▸ RECORDS:
■ ■ ■ ■ ■ ■ ■

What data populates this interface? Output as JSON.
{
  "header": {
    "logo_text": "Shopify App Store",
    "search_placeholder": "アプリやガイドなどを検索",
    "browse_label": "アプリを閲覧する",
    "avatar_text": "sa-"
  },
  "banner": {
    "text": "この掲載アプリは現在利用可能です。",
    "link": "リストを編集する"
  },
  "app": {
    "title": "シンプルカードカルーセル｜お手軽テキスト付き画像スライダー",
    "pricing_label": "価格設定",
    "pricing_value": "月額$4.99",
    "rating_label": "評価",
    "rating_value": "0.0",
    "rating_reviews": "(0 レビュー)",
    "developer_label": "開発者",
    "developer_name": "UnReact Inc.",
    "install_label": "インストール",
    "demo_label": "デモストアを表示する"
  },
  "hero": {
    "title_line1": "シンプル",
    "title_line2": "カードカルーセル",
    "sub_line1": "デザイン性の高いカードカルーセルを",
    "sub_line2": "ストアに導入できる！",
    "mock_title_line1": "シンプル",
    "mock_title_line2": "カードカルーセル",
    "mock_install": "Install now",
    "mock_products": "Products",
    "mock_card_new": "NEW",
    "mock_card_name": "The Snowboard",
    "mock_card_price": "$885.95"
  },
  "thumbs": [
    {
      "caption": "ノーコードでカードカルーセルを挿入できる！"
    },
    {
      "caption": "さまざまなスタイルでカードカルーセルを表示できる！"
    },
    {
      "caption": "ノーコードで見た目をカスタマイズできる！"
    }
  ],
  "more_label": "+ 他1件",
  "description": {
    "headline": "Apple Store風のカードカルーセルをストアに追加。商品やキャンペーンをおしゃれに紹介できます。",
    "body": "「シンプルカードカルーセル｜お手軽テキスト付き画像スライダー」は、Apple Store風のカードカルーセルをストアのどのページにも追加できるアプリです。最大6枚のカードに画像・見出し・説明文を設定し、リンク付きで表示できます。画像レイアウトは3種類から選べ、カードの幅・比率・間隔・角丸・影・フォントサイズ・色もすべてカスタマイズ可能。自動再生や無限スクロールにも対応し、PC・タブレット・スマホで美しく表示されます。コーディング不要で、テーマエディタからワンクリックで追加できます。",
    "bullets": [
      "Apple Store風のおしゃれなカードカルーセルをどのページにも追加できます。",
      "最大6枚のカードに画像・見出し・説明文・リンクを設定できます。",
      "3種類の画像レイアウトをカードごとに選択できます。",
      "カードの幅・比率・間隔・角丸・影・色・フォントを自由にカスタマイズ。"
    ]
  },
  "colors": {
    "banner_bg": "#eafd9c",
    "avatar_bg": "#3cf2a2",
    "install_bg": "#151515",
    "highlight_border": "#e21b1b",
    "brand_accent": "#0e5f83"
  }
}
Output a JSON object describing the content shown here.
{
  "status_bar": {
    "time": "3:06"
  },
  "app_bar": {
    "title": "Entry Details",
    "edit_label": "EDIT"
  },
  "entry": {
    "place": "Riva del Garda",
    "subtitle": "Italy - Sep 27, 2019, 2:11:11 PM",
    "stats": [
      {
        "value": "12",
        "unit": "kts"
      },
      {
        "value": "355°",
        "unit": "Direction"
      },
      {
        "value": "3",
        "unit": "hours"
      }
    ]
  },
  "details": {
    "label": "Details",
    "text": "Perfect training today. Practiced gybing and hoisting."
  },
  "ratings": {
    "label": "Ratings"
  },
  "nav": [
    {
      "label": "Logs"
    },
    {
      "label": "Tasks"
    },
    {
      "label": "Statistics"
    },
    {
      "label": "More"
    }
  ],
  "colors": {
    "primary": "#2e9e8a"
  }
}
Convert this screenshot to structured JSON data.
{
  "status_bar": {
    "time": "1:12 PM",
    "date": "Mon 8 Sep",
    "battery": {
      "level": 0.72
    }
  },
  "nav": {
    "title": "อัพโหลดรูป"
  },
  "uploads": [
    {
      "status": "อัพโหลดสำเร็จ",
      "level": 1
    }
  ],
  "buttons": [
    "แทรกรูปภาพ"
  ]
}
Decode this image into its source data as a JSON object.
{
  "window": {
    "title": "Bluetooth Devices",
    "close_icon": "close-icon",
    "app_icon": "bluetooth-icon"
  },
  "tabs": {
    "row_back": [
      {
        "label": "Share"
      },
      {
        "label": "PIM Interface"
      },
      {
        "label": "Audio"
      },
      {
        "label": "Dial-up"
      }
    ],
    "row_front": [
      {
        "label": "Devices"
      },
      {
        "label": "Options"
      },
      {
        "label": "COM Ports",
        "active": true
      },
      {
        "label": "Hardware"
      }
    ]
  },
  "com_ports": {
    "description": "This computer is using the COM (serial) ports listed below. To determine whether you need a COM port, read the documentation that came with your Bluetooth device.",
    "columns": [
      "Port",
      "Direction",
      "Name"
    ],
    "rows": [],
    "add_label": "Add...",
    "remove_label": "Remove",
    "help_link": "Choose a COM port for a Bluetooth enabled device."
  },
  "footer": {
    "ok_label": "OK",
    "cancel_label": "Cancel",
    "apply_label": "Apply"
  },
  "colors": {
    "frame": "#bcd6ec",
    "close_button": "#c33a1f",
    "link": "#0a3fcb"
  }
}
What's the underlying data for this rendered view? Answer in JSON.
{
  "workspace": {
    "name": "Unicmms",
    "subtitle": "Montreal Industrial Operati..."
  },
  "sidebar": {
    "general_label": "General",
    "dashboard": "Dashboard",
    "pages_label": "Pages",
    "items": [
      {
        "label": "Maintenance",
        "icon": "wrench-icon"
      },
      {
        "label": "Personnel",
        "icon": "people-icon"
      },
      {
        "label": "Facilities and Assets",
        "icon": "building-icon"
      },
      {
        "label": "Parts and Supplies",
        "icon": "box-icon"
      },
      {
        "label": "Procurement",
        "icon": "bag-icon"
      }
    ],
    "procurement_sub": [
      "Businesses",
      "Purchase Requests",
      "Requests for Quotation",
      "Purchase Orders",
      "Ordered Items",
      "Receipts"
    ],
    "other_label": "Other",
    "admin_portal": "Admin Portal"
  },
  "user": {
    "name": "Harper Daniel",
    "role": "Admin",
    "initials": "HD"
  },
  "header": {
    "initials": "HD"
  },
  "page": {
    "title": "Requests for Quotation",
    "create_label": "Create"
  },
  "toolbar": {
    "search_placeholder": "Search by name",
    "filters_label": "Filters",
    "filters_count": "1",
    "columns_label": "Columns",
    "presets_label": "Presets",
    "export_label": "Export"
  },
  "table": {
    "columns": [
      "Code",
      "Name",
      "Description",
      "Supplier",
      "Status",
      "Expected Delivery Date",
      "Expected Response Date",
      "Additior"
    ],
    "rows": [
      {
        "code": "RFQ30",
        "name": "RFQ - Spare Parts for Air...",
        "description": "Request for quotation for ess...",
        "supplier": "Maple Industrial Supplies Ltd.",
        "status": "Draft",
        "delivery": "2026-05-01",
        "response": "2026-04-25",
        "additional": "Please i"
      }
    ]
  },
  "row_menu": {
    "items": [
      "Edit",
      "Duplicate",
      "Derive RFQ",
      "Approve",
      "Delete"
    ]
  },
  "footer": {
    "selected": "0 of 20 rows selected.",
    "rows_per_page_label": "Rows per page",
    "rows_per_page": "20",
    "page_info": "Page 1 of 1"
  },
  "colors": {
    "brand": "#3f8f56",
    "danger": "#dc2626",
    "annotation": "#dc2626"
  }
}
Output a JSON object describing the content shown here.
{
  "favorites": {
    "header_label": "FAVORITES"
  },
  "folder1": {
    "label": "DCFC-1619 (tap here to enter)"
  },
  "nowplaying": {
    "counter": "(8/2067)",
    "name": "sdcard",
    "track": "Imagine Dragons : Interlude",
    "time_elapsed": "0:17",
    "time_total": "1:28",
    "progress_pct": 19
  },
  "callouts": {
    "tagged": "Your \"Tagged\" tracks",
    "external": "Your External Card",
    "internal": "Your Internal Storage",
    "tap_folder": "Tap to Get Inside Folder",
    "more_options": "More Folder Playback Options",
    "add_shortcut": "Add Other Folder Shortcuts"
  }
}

■ ■ ■ ■ ■ ■ ■

▸ DESCRIPTION OF THE TASK: In the entries above, how many lines hold the word "Purchase"? State the number and nothing else.

▸ PROBLEM SOLUTION: 2